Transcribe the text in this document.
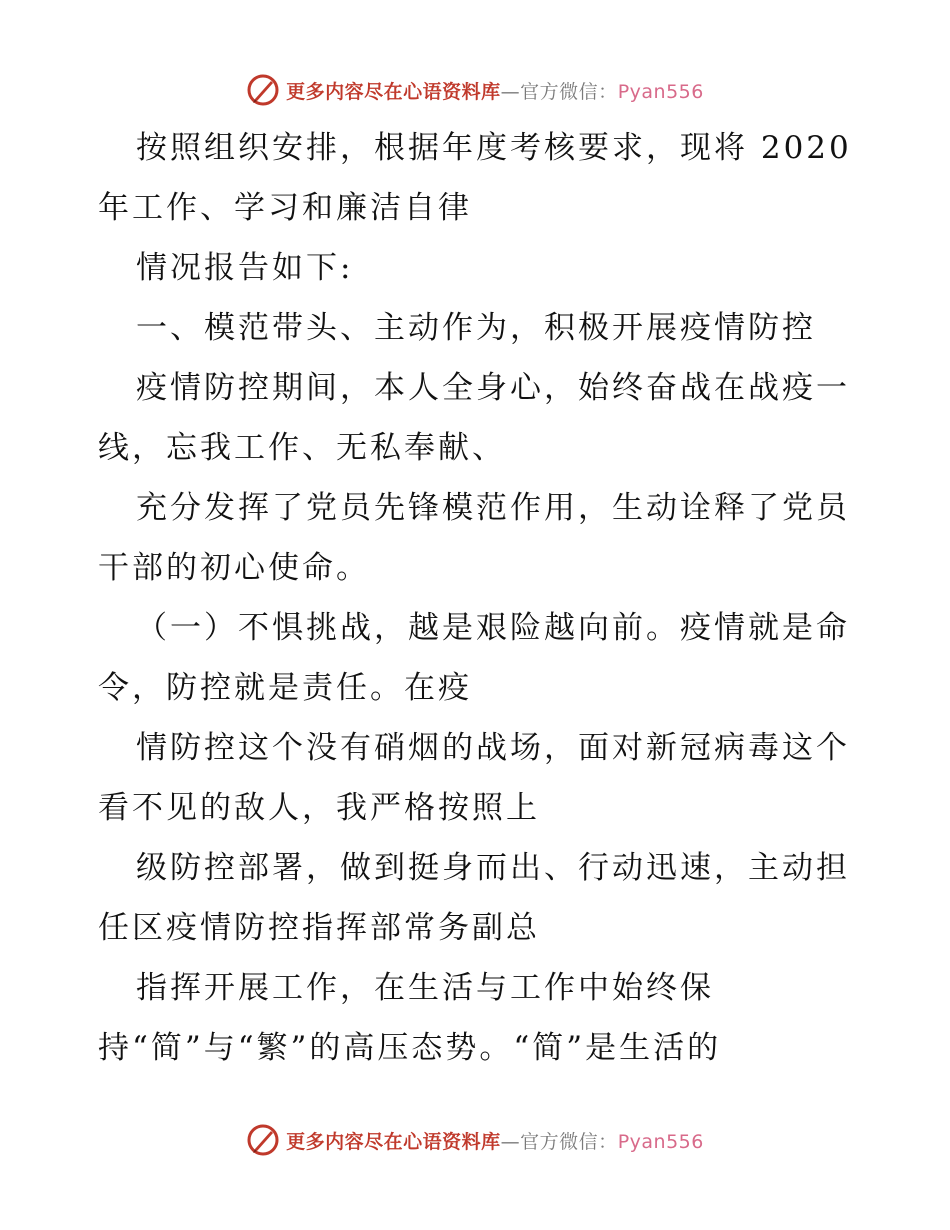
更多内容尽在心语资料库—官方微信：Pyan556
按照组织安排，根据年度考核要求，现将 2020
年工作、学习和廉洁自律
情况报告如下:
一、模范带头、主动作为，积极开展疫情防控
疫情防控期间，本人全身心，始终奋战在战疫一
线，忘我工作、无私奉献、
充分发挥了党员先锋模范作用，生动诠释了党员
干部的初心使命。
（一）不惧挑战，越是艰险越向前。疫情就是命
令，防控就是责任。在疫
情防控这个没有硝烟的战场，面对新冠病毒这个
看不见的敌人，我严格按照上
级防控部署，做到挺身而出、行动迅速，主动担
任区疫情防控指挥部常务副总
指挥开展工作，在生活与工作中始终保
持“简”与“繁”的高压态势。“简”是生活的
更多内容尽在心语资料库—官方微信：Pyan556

◇ ◇ ◇ ◇

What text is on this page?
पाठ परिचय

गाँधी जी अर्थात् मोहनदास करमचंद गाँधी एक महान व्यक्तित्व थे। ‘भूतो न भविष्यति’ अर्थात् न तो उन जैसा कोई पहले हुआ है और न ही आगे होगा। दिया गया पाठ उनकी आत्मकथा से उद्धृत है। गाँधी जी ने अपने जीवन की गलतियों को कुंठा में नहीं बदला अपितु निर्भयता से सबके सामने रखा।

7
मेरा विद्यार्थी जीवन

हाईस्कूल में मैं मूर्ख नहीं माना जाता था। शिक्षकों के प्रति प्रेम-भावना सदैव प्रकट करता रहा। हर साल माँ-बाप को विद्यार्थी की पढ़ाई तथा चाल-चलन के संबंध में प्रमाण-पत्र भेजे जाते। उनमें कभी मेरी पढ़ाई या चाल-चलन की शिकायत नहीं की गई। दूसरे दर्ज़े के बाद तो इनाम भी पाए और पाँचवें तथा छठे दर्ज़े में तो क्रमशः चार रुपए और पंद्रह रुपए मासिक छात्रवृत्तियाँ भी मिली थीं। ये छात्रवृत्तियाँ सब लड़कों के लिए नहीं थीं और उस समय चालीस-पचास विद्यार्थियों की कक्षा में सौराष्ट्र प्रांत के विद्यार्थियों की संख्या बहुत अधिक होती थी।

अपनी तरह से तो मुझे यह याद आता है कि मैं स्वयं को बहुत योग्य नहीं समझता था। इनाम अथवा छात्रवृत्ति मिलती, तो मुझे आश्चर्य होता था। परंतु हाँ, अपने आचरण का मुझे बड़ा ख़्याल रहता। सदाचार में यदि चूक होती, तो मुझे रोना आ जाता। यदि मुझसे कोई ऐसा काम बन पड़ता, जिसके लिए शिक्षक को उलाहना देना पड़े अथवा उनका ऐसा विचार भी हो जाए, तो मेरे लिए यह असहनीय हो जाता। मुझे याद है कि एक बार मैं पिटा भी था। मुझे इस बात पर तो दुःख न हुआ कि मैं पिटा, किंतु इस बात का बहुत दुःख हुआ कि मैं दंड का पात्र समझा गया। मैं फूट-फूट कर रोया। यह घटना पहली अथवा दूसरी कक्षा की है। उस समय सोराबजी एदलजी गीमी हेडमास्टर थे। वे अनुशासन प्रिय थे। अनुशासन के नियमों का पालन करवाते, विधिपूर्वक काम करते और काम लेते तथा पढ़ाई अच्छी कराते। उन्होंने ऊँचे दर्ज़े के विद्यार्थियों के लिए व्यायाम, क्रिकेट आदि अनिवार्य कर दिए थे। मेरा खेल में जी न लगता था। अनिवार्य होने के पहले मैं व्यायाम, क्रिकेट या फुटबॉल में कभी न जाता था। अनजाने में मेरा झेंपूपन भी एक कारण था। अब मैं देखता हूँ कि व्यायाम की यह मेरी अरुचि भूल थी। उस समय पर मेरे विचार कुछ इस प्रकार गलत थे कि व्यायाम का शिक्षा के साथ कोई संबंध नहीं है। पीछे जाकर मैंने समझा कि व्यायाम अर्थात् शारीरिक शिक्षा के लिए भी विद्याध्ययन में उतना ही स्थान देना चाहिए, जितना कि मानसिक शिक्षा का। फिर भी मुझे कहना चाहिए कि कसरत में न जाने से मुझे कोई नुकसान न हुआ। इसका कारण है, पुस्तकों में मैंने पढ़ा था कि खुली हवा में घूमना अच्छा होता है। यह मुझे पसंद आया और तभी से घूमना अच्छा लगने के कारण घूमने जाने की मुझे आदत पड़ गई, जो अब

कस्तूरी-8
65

◇ ◇ ◇ ◇

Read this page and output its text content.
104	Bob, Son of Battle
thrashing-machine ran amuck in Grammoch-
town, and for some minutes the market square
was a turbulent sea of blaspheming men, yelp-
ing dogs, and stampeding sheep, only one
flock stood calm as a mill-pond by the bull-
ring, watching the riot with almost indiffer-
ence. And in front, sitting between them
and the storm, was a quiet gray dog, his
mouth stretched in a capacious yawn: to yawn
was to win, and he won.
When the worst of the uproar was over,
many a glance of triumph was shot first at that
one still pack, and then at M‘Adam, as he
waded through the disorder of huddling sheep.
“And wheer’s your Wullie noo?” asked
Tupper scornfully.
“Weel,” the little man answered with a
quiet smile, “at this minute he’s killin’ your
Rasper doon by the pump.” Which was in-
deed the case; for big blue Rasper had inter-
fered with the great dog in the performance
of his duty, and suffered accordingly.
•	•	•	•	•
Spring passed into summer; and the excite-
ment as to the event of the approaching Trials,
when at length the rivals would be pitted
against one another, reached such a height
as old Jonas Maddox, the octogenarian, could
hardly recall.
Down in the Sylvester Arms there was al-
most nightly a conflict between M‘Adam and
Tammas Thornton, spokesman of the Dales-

◇ ◇ ◇ ◇

_WORK INSTRUCTIONS_
Go through the records and copy each line with "quiet" in it.

_RESULT_
and the storm, was a quiet gray dog, his
quiet smile, “at this minute he’s killin’ your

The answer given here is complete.